## Problem requirements
List all lines of the data containing the word "SPANIELS".

--- START OF Records for the task ---

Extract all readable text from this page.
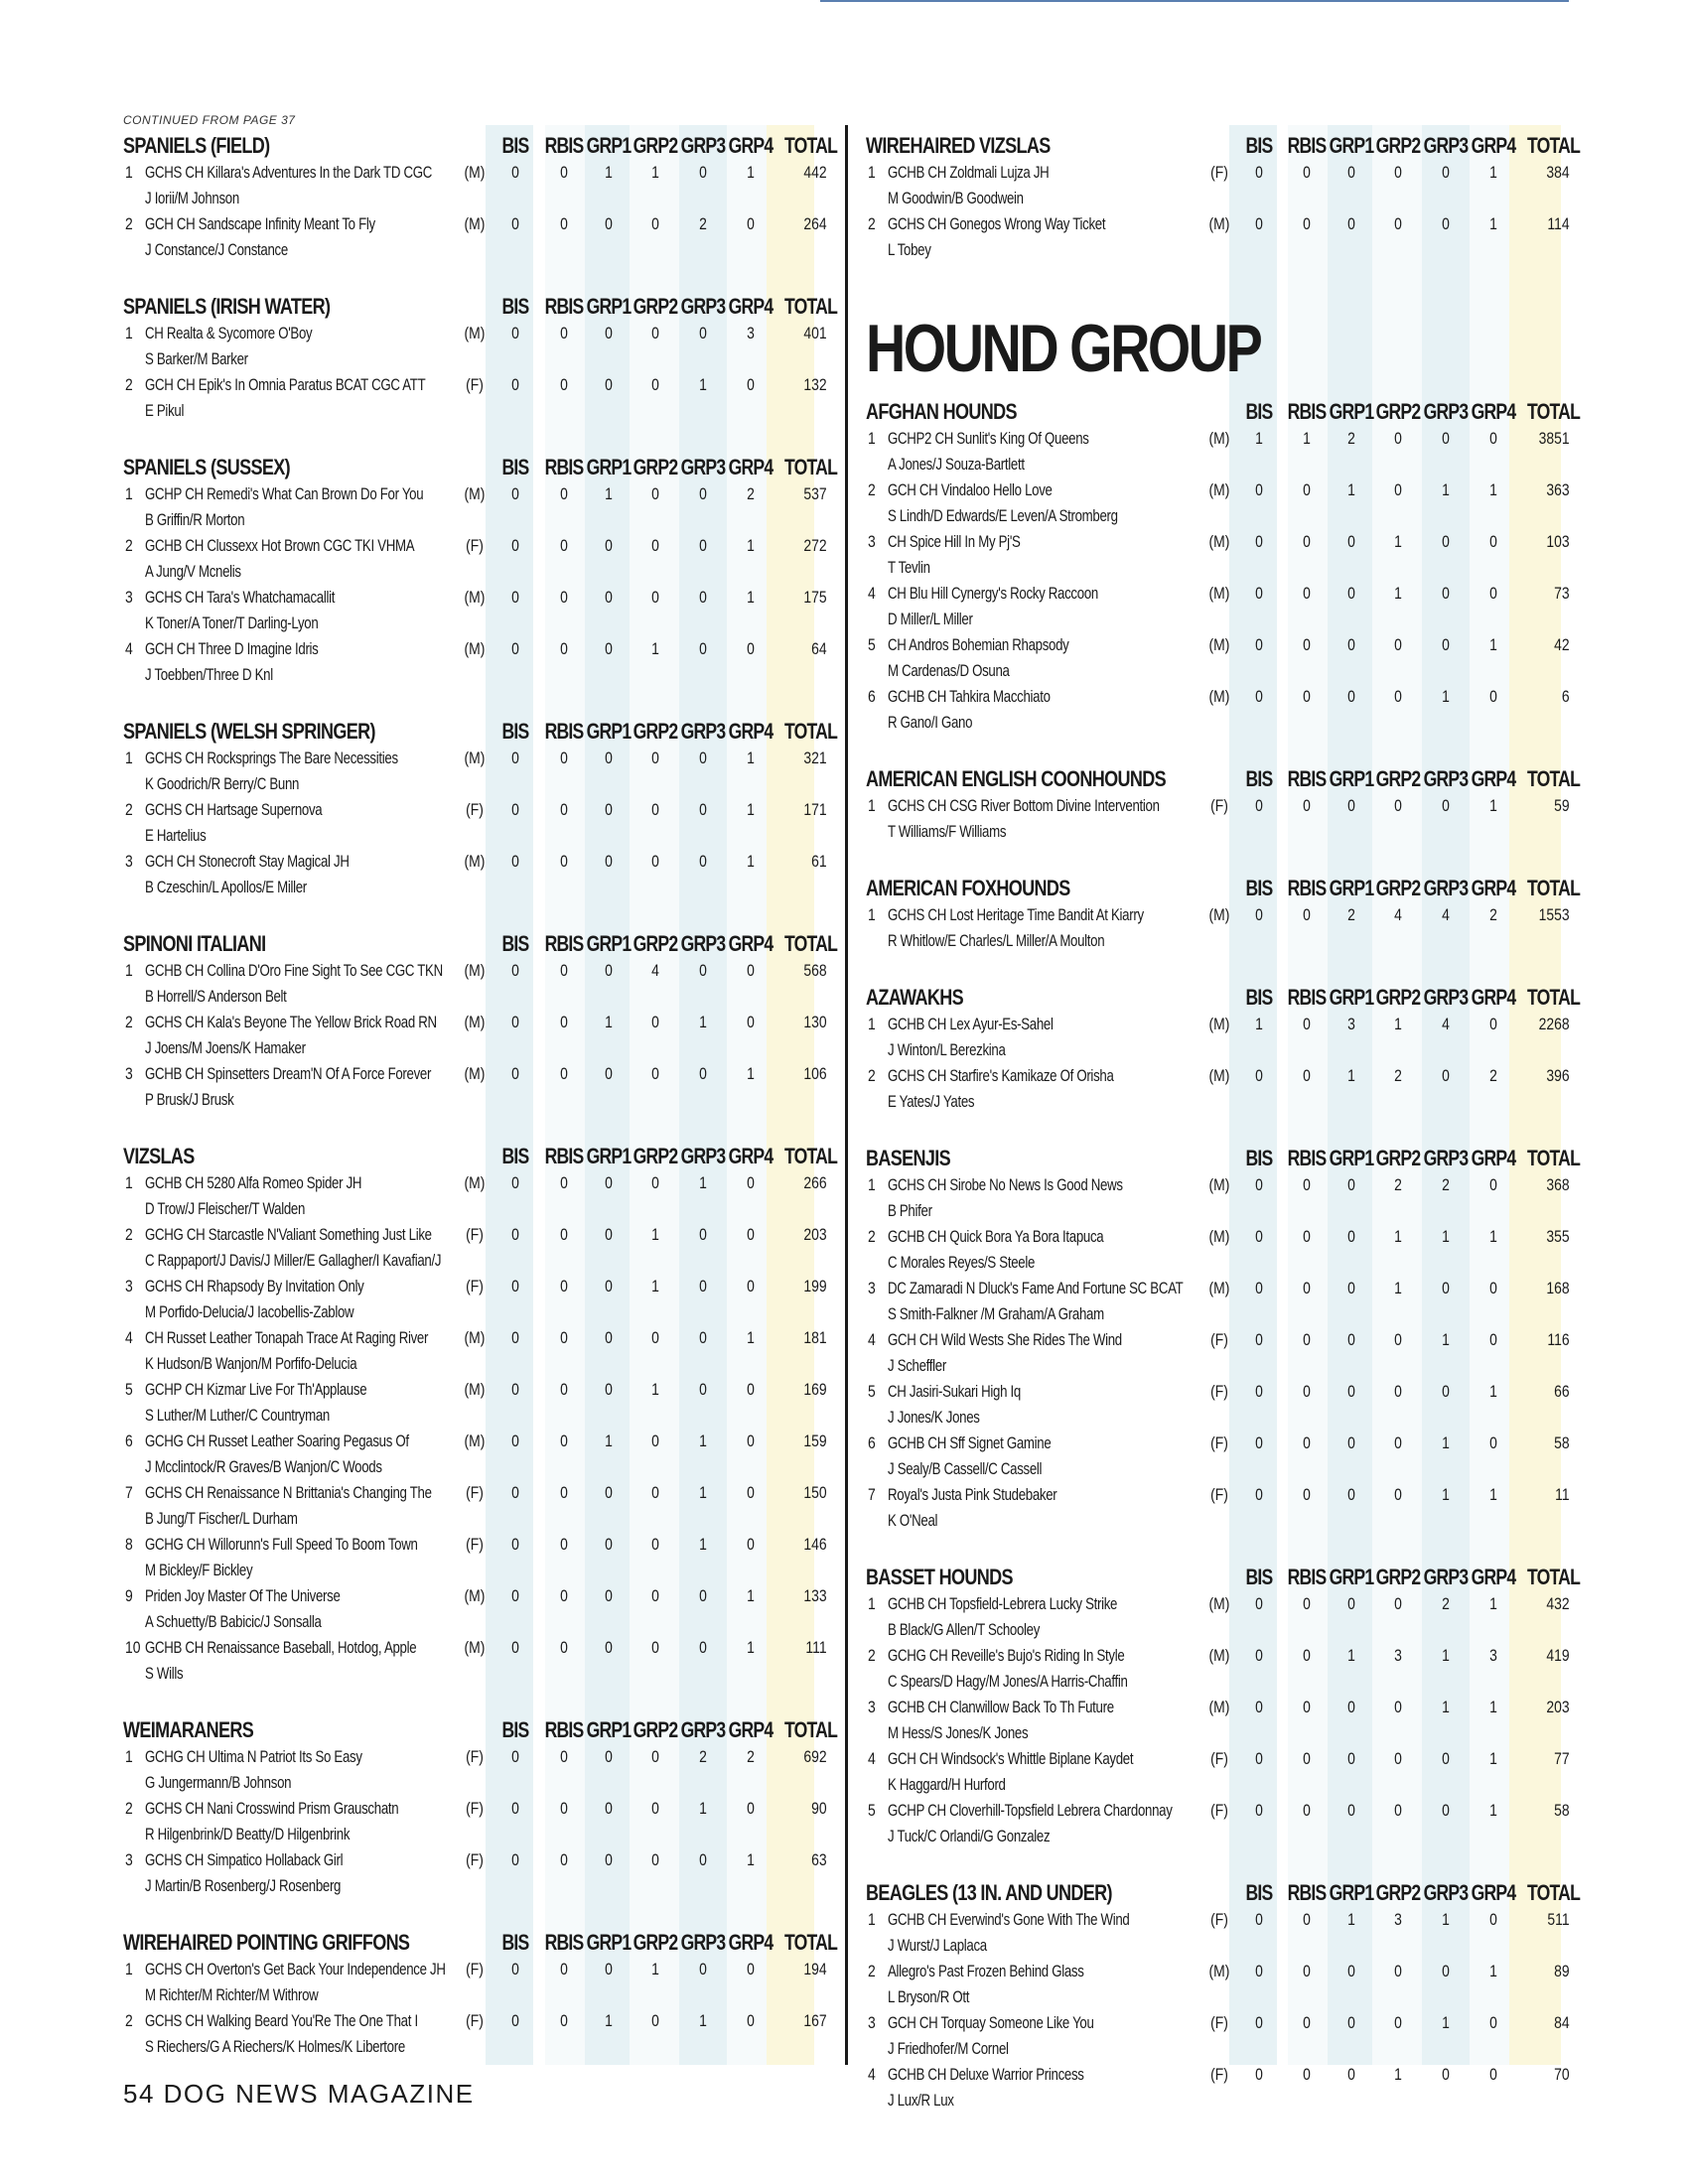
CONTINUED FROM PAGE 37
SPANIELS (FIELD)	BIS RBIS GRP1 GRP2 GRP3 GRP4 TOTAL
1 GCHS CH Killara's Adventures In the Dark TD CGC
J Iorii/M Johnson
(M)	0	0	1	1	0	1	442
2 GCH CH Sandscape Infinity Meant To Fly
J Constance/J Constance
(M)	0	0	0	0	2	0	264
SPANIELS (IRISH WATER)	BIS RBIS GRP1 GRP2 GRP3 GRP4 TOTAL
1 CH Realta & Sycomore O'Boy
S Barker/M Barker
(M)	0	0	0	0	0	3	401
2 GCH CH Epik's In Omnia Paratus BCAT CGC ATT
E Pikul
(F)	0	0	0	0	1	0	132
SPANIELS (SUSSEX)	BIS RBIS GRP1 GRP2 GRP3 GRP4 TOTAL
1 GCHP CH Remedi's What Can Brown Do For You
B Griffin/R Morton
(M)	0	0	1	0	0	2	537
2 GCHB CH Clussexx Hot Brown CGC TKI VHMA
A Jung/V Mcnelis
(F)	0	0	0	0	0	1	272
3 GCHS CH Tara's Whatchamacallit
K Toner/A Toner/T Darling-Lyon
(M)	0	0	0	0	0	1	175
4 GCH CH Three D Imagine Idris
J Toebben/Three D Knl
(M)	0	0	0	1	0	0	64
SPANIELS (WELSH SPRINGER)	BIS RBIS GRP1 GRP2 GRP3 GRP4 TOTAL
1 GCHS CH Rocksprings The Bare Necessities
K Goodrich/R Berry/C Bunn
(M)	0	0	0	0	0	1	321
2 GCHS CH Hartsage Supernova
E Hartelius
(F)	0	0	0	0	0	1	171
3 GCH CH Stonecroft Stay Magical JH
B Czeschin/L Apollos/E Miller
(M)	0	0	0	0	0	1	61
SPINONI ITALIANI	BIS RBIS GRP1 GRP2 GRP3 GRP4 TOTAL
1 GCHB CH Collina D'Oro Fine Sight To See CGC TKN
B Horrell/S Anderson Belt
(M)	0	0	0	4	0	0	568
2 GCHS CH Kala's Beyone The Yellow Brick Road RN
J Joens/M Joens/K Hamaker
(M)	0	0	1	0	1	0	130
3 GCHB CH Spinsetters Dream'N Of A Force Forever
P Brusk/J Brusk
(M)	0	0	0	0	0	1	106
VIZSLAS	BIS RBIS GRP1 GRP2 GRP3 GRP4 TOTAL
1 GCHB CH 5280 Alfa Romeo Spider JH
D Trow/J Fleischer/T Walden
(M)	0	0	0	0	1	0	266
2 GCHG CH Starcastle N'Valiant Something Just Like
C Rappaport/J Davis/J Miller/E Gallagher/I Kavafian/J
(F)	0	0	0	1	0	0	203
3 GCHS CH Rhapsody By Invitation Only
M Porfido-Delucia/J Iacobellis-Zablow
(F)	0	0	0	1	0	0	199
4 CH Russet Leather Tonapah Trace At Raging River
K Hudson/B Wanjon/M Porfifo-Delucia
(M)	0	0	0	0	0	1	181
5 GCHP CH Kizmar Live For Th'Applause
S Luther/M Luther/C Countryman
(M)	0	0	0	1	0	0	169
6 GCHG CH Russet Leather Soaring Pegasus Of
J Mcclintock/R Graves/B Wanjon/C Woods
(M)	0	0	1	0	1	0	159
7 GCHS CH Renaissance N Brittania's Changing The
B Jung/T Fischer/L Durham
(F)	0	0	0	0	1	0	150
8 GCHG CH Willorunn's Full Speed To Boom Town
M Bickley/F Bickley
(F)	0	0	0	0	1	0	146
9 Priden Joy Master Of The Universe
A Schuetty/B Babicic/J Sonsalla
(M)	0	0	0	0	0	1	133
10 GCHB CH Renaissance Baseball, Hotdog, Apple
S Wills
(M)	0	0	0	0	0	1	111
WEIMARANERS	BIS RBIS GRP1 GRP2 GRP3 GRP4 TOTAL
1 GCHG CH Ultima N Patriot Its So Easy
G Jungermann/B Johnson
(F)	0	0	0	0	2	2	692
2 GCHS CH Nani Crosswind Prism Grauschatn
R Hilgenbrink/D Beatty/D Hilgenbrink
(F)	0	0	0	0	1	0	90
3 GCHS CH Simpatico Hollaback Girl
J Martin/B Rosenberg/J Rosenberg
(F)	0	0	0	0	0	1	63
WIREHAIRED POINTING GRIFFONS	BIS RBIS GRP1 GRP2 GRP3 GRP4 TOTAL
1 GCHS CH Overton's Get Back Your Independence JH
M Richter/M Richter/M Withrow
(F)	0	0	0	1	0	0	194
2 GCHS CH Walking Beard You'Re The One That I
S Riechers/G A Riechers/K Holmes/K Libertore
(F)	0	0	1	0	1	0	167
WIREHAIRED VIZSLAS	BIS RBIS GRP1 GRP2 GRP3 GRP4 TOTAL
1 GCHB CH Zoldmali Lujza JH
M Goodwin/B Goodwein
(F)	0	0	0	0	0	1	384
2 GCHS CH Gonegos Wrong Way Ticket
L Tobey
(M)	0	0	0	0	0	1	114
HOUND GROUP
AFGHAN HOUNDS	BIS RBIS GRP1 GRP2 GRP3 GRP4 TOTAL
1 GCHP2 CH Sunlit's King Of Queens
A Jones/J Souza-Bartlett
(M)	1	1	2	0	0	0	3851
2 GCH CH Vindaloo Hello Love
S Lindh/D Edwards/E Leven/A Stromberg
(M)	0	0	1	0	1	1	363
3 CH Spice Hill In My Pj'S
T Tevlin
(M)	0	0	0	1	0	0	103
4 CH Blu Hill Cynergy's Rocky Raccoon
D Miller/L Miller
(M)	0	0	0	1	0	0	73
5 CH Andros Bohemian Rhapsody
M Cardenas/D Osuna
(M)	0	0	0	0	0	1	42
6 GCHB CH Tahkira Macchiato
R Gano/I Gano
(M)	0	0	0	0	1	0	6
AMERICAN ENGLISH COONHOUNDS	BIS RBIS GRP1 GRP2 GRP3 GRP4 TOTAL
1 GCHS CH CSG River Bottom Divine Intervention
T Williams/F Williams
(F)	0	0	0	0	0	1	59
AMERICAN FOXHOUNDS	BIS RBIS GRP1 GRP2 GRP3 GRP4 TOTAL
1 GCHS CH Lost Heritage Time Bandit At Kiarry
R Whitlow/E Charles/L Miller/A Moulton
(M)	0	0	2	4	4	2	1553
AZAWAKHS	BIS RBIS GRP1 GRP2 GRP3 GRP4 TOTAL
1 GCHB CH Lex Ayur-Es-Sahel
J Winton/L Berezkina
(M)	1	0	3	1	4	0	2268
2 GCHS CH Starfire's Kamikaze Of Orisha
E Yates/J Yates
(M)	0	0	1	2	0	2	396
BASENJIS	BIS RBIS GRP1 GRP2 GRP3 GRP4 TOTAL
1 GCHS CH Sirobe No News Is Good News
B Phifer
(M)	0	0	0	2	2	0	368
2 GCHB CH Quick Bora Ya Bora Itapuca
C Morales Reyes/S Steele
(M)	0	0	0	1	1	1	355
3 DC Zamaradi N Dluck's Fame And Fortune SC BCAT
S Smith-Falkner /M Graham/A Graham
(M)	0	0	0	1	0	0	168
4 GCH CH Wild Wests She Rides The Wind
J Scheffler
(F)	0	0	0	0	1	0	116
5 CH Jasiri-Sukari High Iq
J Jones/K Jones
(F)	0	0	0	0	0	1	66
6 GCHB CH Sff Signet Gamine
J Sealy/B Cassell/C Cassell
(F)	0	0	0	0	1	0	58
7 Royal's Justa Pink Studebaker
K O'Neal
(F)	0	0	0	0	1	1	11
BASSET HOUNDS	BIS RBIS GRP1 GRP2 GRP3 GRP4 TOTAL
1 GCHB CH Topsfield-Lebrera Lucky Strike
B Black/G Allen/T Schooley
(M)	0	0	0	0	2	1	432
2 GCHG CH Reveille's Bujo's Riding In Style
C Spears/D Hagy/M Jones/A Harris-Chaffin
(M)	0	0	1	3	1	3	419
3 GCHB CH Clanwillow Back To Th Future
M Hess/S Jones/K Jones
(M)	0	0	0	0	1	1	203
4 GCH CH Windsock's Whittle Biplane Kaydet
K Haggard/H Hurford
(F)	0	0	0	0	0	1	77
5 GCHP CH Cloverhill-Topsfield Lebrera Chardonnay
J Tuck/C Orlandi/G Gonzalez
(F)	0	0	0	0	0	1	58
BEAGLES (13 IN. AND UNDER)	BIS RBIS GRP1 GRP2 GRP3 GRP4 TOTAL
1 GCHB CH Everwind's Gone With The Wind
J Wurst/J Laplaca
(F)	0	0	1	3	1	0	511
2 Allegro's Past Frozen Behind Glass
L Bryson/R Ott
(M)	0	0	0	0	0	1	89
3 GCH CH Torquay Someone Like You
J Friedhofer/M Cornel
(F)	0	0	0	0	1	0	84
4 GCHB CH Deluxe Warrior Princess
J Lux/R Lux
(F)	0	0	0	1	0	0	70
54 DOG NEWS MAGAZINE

--- END OF Records for the task ---

## Result of this task
SPANIELS (FIELD)	BIS RBIS GRP1 GRP2 GRP3 GRP4 TOTAL
SPANIELS (IRISH WATER)	BIS RBIS GRP1 GRP2 GRP3 GRP4 TOTAL
SPANIELS (SUSSEX)	BIS RBIS GRP1 GRP2 GRP3 GRP4 TOTAL
SPANIELS (WELSH SPRINGER)	BIS RBIS GRP1 GRP2 GRP3 GRP4 TOTAL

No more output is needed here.